RECORDED DATA
########################################

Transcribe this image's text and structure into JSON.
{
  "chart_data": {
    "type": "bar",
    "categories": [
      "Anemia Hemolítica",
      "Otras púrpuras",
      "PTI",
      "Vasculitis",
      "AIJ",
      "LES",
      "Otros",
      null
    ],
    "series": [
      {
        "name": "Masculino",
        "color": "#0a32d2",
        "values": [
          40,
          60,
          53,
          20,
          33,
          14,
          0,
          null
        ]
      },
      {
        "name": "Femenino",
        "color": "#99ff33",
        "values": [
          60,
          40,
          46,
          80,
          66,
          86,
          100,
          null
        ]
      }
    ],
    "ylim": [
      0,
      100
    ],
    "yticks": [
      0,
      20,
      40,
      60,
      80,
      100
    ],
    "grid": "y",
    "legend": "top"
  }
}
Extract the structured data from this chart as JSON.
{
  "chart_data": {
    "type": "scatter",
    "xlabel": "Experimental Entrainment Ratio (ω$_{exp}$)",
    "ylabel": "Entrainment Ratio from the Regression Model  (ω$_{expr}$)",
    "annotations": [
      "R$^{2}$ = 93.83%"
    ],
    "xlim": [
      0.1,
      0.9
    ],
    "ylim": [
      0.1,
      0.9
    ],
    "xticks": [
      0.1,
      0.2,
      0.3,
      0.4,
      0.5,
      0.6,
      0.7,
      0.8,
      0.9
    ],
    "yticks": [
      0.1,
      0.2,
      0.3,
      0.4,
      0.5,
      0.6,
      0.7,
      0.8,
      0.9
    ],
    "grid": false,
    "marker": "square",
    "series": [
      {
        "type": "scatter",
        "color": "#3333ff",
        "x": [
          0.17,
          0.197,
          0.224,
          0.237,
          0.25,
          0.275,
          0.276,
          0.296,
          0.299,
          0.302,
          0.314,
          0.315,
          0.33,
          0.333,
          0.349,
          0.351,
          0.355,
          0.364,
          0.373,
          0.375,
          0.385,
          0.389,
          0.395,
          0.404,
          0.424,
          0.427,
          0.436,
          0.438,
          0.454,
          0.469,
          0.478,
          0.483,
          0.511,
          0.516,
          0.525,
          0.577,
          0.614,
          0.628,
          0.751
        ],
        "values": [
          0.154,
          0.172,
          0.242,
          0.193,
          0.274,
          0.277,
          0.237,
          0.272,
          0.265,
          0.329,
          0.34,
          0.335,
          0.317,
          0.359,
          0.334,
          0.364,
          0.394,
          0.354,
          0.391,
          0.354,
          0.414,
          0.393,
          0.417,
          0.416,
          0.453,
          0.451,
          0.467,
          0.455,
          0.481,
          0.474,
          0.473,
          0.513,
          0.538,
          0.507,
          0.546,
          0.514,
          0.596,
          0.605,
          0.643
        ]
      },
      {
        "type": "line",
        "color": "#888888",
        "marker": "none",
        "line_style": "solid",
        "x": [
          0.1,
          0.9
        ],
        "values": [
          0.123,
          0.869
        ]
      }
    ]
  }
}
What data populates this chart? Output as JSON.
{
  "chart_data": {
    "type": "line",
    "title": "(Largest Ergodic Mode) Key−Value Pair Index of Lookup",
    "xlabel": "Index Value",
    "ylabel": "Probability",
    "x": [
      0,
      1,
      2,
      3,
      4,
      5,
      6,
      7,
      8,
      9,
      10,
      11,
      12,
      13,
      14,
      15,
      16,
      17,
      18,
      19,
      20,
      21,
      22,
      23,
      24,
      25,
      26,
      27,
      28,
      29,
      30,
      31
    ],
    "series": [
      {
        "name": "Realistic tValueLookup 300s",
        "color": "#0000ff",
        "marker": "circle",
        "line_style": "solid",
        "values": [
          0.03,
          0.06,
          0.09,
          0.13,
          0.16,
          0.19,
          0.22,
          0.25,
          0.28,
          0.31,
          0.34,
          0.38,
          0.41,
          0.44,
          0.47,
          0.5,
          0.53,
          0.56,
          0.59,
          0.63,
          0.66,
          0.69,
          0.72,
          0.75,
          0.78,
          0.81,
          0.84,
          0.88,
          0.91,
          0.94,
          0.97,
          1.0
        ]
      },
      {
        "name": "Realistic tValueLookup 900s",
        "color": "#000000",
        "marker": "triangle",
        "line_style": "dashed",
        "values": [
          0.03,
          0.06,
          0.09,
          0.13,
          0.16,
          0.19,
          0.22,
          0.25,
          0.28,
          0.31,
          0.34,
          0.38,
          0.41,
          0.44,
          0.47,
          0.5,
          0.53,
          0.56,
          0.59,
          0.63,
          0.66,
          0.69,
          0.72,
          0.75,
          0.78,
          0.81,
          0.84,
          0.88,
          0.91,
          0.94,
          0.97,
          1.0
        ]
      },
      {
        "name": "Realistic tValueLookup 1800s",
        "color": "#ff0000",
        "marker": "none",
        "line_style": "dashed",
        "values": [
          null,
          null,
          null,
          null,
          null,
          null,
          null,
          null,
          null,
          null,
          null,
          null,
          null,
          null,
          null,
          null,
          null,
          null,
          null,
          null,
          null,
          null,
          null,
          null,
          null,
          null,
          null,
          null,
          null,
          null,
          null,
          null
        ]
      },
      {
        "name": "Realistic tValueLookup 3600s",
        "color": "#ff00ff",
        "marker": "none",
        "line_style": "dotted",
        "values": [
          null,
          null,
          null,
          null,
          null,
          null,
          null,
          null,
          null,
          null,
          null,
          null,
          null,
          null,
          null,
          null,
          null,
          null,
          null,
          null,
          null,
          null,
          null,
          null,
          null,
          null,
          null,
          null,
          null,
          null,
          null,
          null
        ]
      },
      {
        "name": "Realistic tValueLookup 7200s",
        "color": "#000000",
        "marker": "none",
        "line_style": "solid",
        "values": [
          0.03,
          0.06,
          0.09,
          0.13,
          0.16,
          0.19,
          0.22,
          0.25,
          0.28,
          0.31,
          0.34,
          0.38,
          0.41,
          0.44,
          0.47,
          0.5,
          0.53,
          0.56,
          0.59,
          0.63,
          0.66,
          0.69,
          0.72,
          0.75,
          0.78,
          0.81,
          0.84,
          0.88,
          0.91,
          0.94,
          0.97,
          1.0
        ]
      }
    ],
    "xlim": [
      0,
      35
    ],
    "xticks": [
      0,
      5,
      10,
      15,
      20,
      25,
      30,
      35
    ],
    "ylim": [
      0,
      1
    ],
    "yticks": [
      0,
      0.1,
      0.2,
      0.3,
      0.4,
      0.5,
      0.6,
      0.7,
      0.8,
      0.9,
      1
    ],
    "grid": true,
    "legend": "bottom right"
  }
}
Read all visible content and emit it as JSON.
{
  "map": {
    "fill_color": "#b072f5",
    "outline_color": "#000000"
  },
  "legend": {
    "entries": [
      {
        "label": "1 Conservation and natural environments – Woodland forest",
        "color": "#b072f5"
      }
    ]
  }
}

########################################

YOUR OBJECTIVE
Reproduce all data above, unchanged.

SOLUTION TO THE EXERCISE
Transcribe this image's text and structure into JSON.
{
  "chart_data": {
    "type": "bar",
    "categories": [
      "Anemia Hemolítica",
      "Otras púrpuras",
      "PTI",
      "Vasculitis",
      "AIJ",
      "LES",
      "Otros",
      null
    ],
    "series": [
      {
        "name": "Masculino",
        "color": "#0a32d2",
        "values": [
          40,
          60,
          53,
          20,
          33,
          14,
          0,
          null
        ]
      },
      {
        "name": "Femenino",
        "color": "#99ff33",
        "values": [
          60,
          40,
          46,
          80,
          66,
          86,
          100,
          null
        ]
      }
    ],
    "ylim": [
      0,
      100
    ],
    "yticks": [
      0,
      20,
      40,
      60,
      80,
      100
    ],
    "grid": "y",
    "legend": "top"
  }
}
Extract the structured data from this chart as JSON.
{
  "chart_data": {
    "type": "scatter",
    "xlabel": "Experimental Entrainment Ratio (ω$_{exp}$)",
    "ylabel": "Entrainment Ratio from the Regression Model  (ω$_{expr}$)",
    "annotations": [
      "R$^{2}$ = 93.83%"
    ],
    "xlim": [
      0.1,
      0.9
    ],
    "ylim": [
      0.1,
      0.9
    ],
    "xticks": [
      0.1,
      0.2,
      0.3,
      0.4,
      0.5,
      0.6,
      0.7,
      0.8,
      0.9
    ],
    "yticks": [
      0.1,
      0.2,
      0.3,
      0.4,
      0.5,
      0.6,
      0.7,
      0.8,
      0.9
    ],
    "grid": false,
    "marker": "square",
    "series": [
      {
        "type": "scatter",
        "color": "#3333ff",
        "x": [
          0.17,
          0.197,
          0.224,
          0.237,
          0.25,
          0.275,
          0.276,
          0.296,
          0.299,
          0.302,
          0.314,
          0.315,
          0.33,
          0.333,
          0.349,
          0.351,
          0.355,
          0.364,
          0.373,
          0.375,
          0.385,
          0.389,
          0.395,
          0.404,
          0.424,
          0.427,
          0.436,
          0.438,
          0.454,
          0.469,
          0.478,
          0.483,
          0.511,
          0.516,
          0.525,
          0.577,
          0.614,
          0.628,
          0.751
        ],
        "values": [
          0.154,
          0.172,
          0.242,
          0.193,
          0.274,
          0.277,
          0.237,
          0.272,
          0.265,
          0.329,
          0.34,
          0.335,
          0.317,
          0.359,
          0.334,
          0.364,
          0.394,
          0.354,
          0.391,
          0.354,
          0.414,
          0.393,
          0.417,
          0.416,
          0.453,
          0.451,
          0.467,
          0.455,
          0.481,
          0.474,
          0.473,
          0.513,
          0.538,
          0.507,
          0.546,
          0.514,
          0.596,
          0.605,
          0.643
        ]
      },
      {
        "type": "line",
        "color": "#888888",
        "marker": "none",
        "line_style": "solid",
        "x": [
          0.1,
          0.9
        ],
        "values": [
          0.123,
          0.869
        ]
      }
    ]
  }
}
What data populates this chart? Output as JSON.
{
  "chart_data": {
    "type": "line",
    "title": "(Largest Ergodic Mode) Key−Value Pair Index of Lookup",
    "xlabel": "Index Value",
    "ylabel": "Probability",
    "x": [
      0,
      1,
      2,
      3,
      4,
      5,
      6,
      7,
      8,
      9,
      10,
      11,
      12,
      13,
      14,
      15,
      16,
      17,
      18,
      19,
      20,
      21,
      22,
      23,
      24,
      25,
      26,
      27,
      28,
      29,
      30,
      31
    ],
    "series": [
      {
        "name": "Realistic tValueLookup 300s",
        "color": "#0000ff",
        "marker": "circle",
        "line_style": "solid",
        "values": [
          0.03,
          0.06,
          0.09,
          0.13,
          0.16,
          0.19,
          0.22,
          0.25,
          0.28,
          0.31,
          0.34,
          0.38,
          0.41,
          0.44,
          0.47,
          0.5,
          0.53,
          0.56,
          0.59,
          0.63,
          0.66,
          0.69,
          0.72,
          0.75,
          0.78,
          0.81,
          0.84,
          0.88,
          0.91,
          0.94,
          0.97,
          1.0
        ]
      },
      {
        "name": "Realistic tValueLookup 900s",
        "color": "#000000",
        "marker": "triangle",
        "line_style": "dashed",
        "values": [
          0.03,
          0.06,
          0.09,
          0.13,
          0.16,
          0.19,
          0.22,
          0.25,
          0.28,
          0.31,
          0.34,
          0.38,
          0.41,
          0.44,
          0.47,
          0.5,
          0.53,
          0.56,
          0.59,
          0.63,
          0.66,
          0.69,
          0.72,
          0.75,
          0.78,
          0.81,
          0.84,
          0.88,
          0.91,
          0.94,
          0.97,
          1.0
        ]
      },
      {
        "name": "Realistic tValueLookup 1800s",
        "color": "#ff0000",
        "marker": "none",
        "line_style": "dashed",
        "values": [
          null,
          null,
          null,
          null,
          null,
          null,
          null,
          null,
          null,
          null,
          null,
          null,
          null,
          null,
          null,
          null,
          null,
          null,
          null,
          null,
          null,
          null,
          null,
          null,
          null,
          null,
          null,
          null,
          null,
          null,
          null,
          null
        ]
      },
      {
        "name": "Realistic tValueLookup 3600s",
        "color": "#ff00ff",
        "marker": "none",
        "line_style": "dotted",
        "values": [
          null,
          null,
          null,
          null,
          null,
          null,
          null,
          null,
          null,
          null,
          null,
          null,
          null,
          null,
          null,
          null,
          null,
          null,
          null,
          null,
          null,
          null,
          null,
          null,
          null,
          null,
          null,
          null,
          null,
          null,
          null,
          null
        ]
      },
      {
        "name": "Realistic tValueLookup 7200s",
        "color": "#000000",
        "marker": "none",
        "line_style": "solid",
        "values": [
          0.03,
          0.06,
          0.09,
          0.13,
          0.16,
          0.19,
          0.22,
          0.25,
          0.28,
          0.31,
          0.34,
          0.38,
          0.41,
          0.44,
          0.47,
          0.5,
          0.53,
          0.56,
          0.59,
          0.63,
          0.66,
          0.69,
          0.72,
          0.75,
          0.78,
          0.81,
          0.84,
          0.88,
          0.91,
          0.94,
          0.97,
          1.0
        ]
      }
    ],
    "xlim": [
      0,
      35
    ],
    "xticks": [
      0,
      5,
      10,
      15,
      20,
      25,
      30,
      35
    ],
    "ylim": [
      0,
      1
    ],
    "yticks": [
      0,
      0.1,
      0.2,
      0.3,
      0.4,
      0.5,
      0.6,
      0.7,
      0.8,
      0.9,
      1
    ],
    "grid": true,
    "legend": "bottom right"
  }
}
Read all visible content and emit it as JSON.
{
  "map": {
    "fill_color": "#b072f5",
    "outline_color": "#000000"
  },
  "legend": {
    "entries": [
      {
        "label": "1 Conservation and natural environments – Woodland forest",
        "color": "#b072f5"
      }
    ]
  }
}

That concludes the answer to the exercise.